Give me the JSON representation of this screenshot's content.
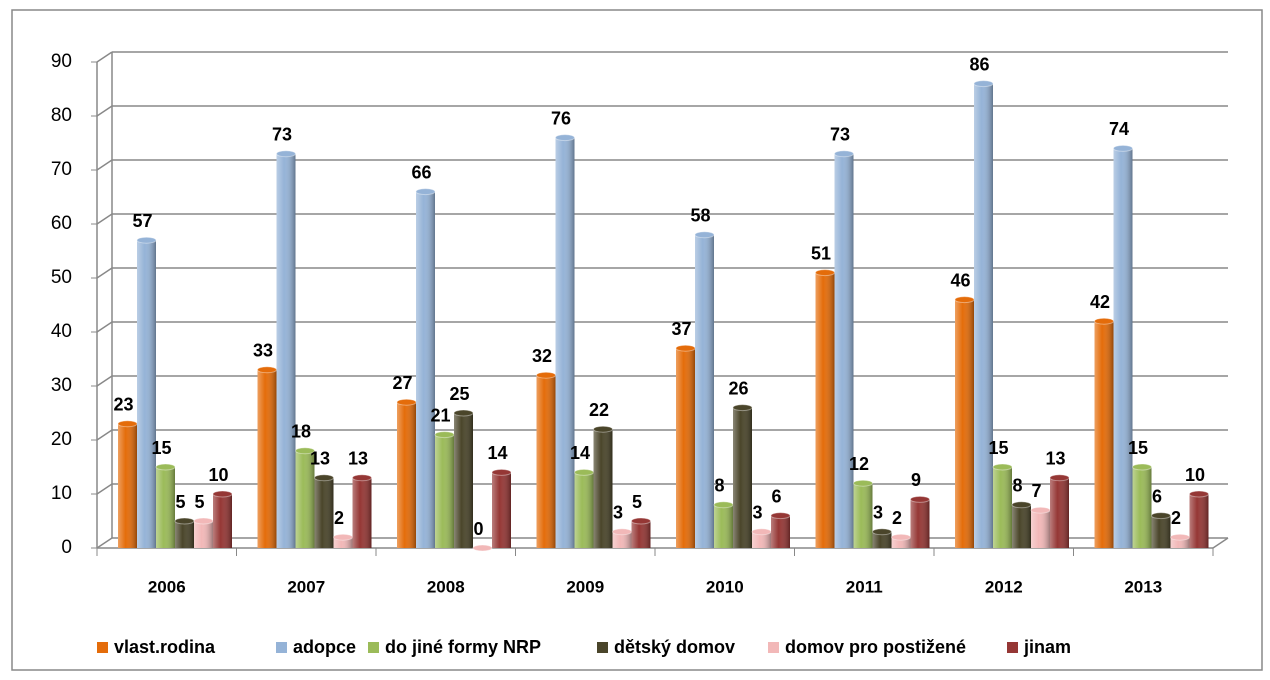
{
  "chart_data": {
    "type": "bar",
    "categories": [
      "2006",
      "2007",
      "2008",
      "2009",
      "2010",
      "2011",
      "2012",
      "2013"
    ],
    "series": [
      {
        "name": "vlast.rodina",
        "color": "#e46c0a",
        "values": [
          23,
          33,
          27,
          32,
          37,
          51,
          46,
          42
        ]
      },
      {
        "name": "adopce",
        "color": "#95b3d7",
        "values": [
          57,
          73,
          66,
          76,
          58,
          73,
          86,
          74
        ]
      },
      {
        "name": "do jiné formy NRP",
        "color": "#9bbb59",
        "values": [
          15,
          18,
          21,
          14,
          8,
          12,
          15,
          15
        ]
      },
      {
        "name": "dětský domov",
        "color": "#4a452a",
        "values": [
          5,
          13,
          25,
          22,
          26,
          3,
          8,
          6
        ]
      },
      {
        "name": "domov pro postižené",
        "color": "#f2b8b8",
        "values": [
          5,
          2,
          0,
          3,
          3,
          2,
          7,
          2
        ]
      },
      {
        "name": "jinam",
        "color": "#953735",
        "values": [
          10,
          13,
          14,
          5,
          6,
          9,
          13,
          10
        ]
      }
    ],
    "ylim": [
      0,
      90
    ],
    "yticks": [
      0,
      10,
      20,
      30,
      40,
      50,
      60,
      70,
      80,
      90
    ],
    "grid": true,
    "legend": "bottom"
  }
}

* * *

### GIVEN REQUEST:
Say the number of lines in the listing that hold "domov", with no added words.

### EXERCISE RESULT:
2